TEXT EXCERPT
Method of sharing registers in a processor and processor
A method of sharing registers in a processor includes executing a data processing instruction so as to obtain a result of the data processing instruction, which is to be written into a register of the processor. Register sharing information is obtained so as to control writing of the result into the register and/or at least one further register of the processor.
The present invention relates to a method of sharing registers in a processor and to a correspondingly designed processor.
For a more complete understanding of the present invention, and the advantages thereof, reference is now made to the following descriptions taken in conjunction with the accompanying drawings, in which:
The following detailed description explains exemplary embodiments of the invention. The description is not to be taken in a limiting sense, but is made only for the purpose of illustrating the general principles of the invention. The scope of the invention, however, is only defined by the claims and is not intended to be limited by the exemplary embodiments described hereinafter.
It is to be understood that in the following description of exemplary embodiments any shown or described direct connection or coupling between two functional blocks, devices, components, or other physical or functional units could also be implemented by indirect connection or coupling.
The embodiments described hereinafter relate to a register sharing processor architecture and to a method of sharing registers of a processor. A corresponding processor may be used in a computer system for processing instructions of a program code. Further, a corresponding processor may be used in a communication device, e.g., as an embedded protocol processor for handling data packets. According to other embodiments, the register sharing processor architecture may be applied in other environments.
In data processing systems, it is known to use the concept of threads for executing program code. Generally, threads are a way for a program flow to split itself into a plurality of concurrent flows. In the following, a thread will be considered as a sequence of instructions to be carried out by a processor. Different threads running on a data processing system may share resources of the data processing system, such as memory or other resources. On the other hand, each thread may be provided with dedicated resources, which will in the following be referred to as a context. In this respect, a situation will be considered in which a register file of a processor is divided into a plurality of sets of registers, each of the sets of registers corresponding to a different context. By this means, each thread or context may be provided with its own set of registers. However, it may also be desirable to provide for information being passed between different threads or contexts.

EXTRACTED INFORMATION
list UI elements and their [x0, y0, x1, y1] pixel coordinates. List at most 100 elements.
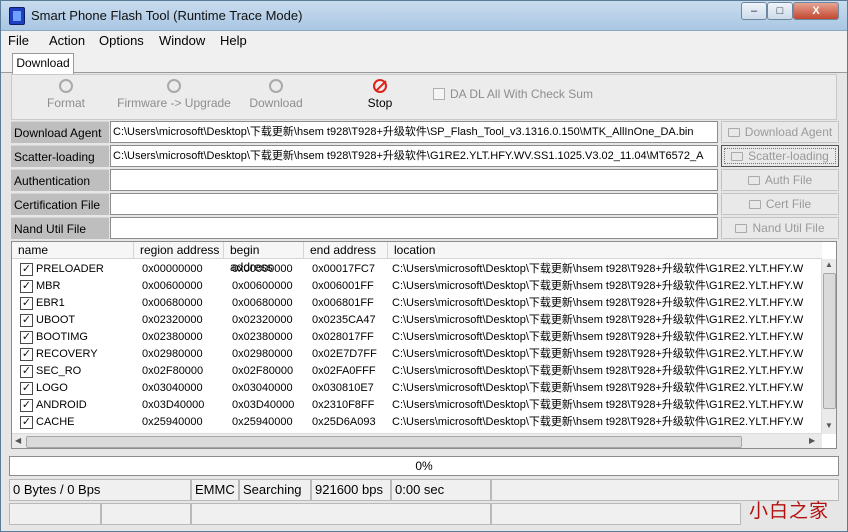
row-name: MBR: [36, 280, 61, 292]
status2-seg-4: [491, 503, 741, 525]
row-region: 0x03040000: [142, 382, 203, 394]
table-row[interactable]: ✓ BOOTIMG 0x02380000 0x02380000 0x028017FF C:…: [12, 329, 822, 346]
row-checkbox[interactable]: ✓: [20, 348, 33, 361]
row-checkbox[interactable]: ✓: [20, 297, 33, 310]
auth-file-button[interactable]: Auth File: [721, 169, 839, 191]
status-bar: 0 Bytes / 0 Bps EMMC Searching 921600 bp…: [9, 479, 839, 501]
stop-icon: [373, 79, 387, 93]
close-button[interactable]: X: [793, 2, 839, 20]
format-button[interactable]: Format: [40, 79, 92, 110]
checksum-checkbox[interactable]: DA DL All With Check Sum: [433, 87, 593, 101]
menu-file[interactable]: File: [8, 33, 29, 48]
row-end: 0x00017FC7: [312, 263, 375, 275]
scatter-loading-field[interactable]: C:\Users\microsoft\Desktop\下载更新\hsem t92…: [110, 145, 718, 167]
scroll-down-icon[interactable]: ▼: [825, 421, 833, 430]
horizontal-scroll-thumb[interactable]: [26, 436, 742, 448]
download-agent-button-label: Download Agent: [744, 125, 833, 139]
download-agent-field[interactable]: C:\Users\microsoft\Desktop\下载更新\hsem t92…: [110, 121, 718, 143]
column-region-address[interactable]: region address: [134, 242, 224, 259]
vertical-scrollbar[interactable]: ▲ ▼: [821, 259, 836, 434]
cert-file-button-label: Cert File: [765, 197, 812, 211]
tab-download[interactable]: Download: [12, 53, 74, 74]
table-row[interactable]: ✓ ANDROID 0x03D40000 0x03D40000 0x2310F8FF C:…: [12, 397, 822, 414]
row-location: C:\Users\microsoft\Desktop\下载更新\hsem t92…: [392, 399, 804, 411]
menu-window[interactable]: Window: [159, 33, 205, 48]
row-region: 0x02320000: [142, 314, 203, 326]
table-row[interactable]: ✓ RECOVERY 0x02980000 0x02980000 0x02E7D7FF C…: [12, 346, 822, 363]
authentication-file-label: Authentication File: [11, 169, 109, 210]
row-checkbox[interactable]: ✓: [20, 263, 33, 276]
row-name: CACHE: [36, 416, 75, 428]
row-begin: 0x03040000: [232, 382, 293, 394]
horizontal-scrollbar[interactable]: ◀ ▶: [12, 433, 822, 448]
certification-file-label: Certification File: [11, 193, 109, 215]
menu-help[interactable]: Help: [220, 33, 247, 48]
row-region: 0x02F80000: [142, 365, 204, 377]
row-begin: 0x00000000: [232, 263, 293, 275]
format-label: Format: [46, 96, 85, 110]
download-button[interactable]: Download: [244, 79, 308, 110]
nand-util-file-button[interactable]: Nand Util File: [721, 217, 839, 239]
table-row[interactable]: ✓ MBR 0x00600000 0x00600000 0x006001FF C:\Use…: [12, 278, 822, 295]
row-end: 0x006001FF: [312, 280, 374, 292]
folder-icon: [727, 128, 740, 137]
row-checkbox[interactable]: ✓: [20, 399, 33, 412]
row-checkbox[interactable]: ✓: [20, 280, 33, 293]
row-name: UBOOT: [36, 314, 76, 326]
scroll-right-icon[interactable]: ▶: [809, 436, 815, 445]
table-row[interactable]: ✓ UBOOT 0x02320000 0x02320000 0x0235CA47 C:\U…: [12, 312, 822, 329]
menu-action[interactable]: Action: [49, 33, 85, 48]
app-window: Smart Phone Flash Tool (Runtime Trace Mo…: [0, 0, 848, 532]
status-state: Searching: [239, 479, 311, 501]
title-bar: Smart Phone Flash Tool (Runtime Trace Mo…: [1, 1, 847, 31]
window-title: Smart Phone Flash Tool (Runtime Trace Mo…: [31, 8, 303, 23]
download-label: Download: [249, 96, 303, 110]
table-row[interactable]: ✓ EBR1 0x00680000 0x00680000 0x006801FF C:\Us…: [12, 295, 822, 312]
tab-strip: Download: [1, 51, 847, 74]
partition-list[interactable]: name region address begin address end ad…: [11, 241, 837, 449]
row-begin: 0x25940000: [232, 416, 293, 428]
scatter-loading-button[interactable]: Scatter-loading: [721, 145, 839, 167]
minimize-button[interactable]: –: [741, 2, 767, 20]
folder-icon: [748, 200, 761, 209]
table-row[interactable]: ✓ CACHE 0x25940000 0x25940000 0x25D6A093 C:\U…: [12, 414, 822, 431]
auth-file-button-label: Auth File: [764, 173, 813, 187]
row-name: SEC_RO: [36, 365, 82, 377]
vertical-scroll-thumb[interactable]: [823, 273, 836, 409]
row-end: 0x02FA0FFF: [312, 365, 376, 377]
table-row[interactable]: ✓ SEC_RO 0x02F80000 0x02F80000 0x02FA0FFF C:\…: [12, 363, 822, 380]
row-checkbox[interactable]: ✓: [20, 416, 33, 429]
nand-util-file-button-label: Nand Util File: [752, 221, 825, 235]
row-checkbox[interactable]: ✓: [20, 314, 33, 327]
row-checkbox[interactable]: ✓: [20, 365, 33, 378]
row-checkbox[interactable]: ✓: [20, 331, 33, 344]
firmware-upgrade-button[interactable]: Firmware -> Upgrade: [116, 79, 232, 110]
authentication-file-field[interactable]: [110, 169, 718, 191]
cert-file-button[interactable]: Cert File: [721, 193, 839, 215]
row-begin: 0x00680000: [232, 297, 293, 309]
menu-options[interactable]: Options: [99, 33, 144, 48]
row-region: 0x03D40000: [142, 399, 205, 411]
progress-text: 0%: [415, 459, 433, 473]
row-name: EBR1: [36, 297, 65, 309]
scroll-up-icon[interactable]: ▲: [825, 260, 833, 269]
maximize-button[interactable]: □: [767, 2, 793, 20]
row-location: C:\Users\microsoft\Desktop\下载更新\hsem t92…: [392, 263, 804, 275]
download-agent-button[interactable]: Download Agent: [721, 121, 839, 143]
certification-file-field[interactable]: [110, 193, 718, 215]
column-end-address[interactable]: end address: [304, 242, 388, 259]
row-location: C:\Users\microsoft\Desktop\下载更新\hsem t92…: [392, 416, 804, 428]
status2-seg-2: [101, 503, 191, 525]
column-location[interactable]: location: [388, 242, 822, 259]
row-begin: 0x00600000: [232, 280, 293, 292]
table-row[interactable]: ✓ PRELOADER 0x00000000 0x00000000 0x00017FC7…: [12, 261, 822, 278]
stop-button[interactable]: Stop: [360, 79, 400, 110]
nand-util-file-field[interactable]: [110, 217, 718, 239]
row-region: 0x25940000: [142, 416, 203, 428]
scroll-left-icon[interactable]: ◀: [15, 436, 21, 445]
column-begin-address[interactable]: begin address: [224, 242, 304, 274]
watermark-logo: 小白之家: [749, 500, 830, 522]
row-checkbox[interactable]: ✓: [20, 382, 33, 395]
table-row[interactable]: ✓ LOGO 0x03040000 0x03040000 0x030810E7 C:\Us…: [12, 380, 822, 397]
column-name[interactable]: name: [12, 242, 134, 259]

YOUR INSTRUCTIONS
In the text above on sharing processor registers, reproduce the passage word for word, starting at the words "Method of sharing registers in a processor and processor" and stopping after "further register of the processor.".

ANSWER TO THIS PROBLEM
Method of sharing registers in a processor and processor
A method of sharing registers in a processor includes executing a data processing instruction so as to obtain a result of the data processing instruction, which is to be written into a register of the processor. Register sharing information is obtained so as to control writing of the result into the register and/or at least one further register of the processor.